● What the task requires
Reproduce the records below exactly as they appear.

─── Exercise inputs

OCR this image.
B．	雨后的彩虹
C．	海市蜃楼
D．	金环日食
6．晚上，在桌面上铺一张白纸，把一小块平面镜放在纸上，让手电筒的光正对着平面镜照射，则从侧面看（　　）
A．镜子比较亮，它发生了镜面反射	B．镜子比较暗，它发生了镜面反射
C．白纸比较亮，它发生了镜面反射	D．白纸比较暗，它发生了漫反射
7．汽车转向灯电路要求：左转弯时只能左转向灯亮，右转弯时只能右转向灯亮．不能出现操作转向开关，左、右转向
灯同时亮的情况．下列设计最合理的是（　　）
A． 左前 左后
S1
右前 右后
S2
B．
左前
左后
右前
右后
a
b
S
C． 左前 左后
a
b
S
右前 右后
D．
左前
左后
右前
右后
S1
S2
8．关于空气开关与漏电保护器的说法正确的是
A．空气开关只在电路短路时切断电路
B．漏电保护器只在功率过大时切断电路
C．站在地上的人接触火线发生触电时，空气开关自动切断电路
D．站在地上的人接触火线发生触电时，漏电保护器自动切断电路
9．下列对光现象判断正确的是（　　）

──────

● Output below
OCR this image.
B．	雨后的彩虹
C．	海市蜃楼
D．	金环日食
6．晚上，在桌面上铺一张白纸，把一小块平面镜放在纸上，让手电筒的光正对着平面镜照射，则从侧面看（　　）
A．镜子比较亮，它发生了镜面反射	B．镜子比较暗，它发生了镜面反射
C．白纸比较亮，它发生了镜面反射	D．白纸比较暗，它发生了漫反射
7．汽车转向灯电路要求：左转弯时只能左转向灯亮，右转弯时只能右转向灯亮．不能出现操作转向开关，左、右转向
灯同时亮的情况．下列设计最合理的是（　　）
A． 左前 左后
S1
右前 右后
S2
B．
左前
左后
右前
右后
a
b
S
C． 左前 左后
a
b
S
右前 右后
D．
左前
左后
右前
右后
S1
S2
8．关于空气开关与漏电保护器的说法正确的是
A．空气开关只在电路短路时切断电路
B．漏电保护器只在功率过大时切断电路
C．站在地上的人接触火线发生触电时，空气开关自动切断电路
D．站在地上的人接触火线发生触电时，漏电保护器自动切断电路
9．下列对光现象判断正确的是（　　）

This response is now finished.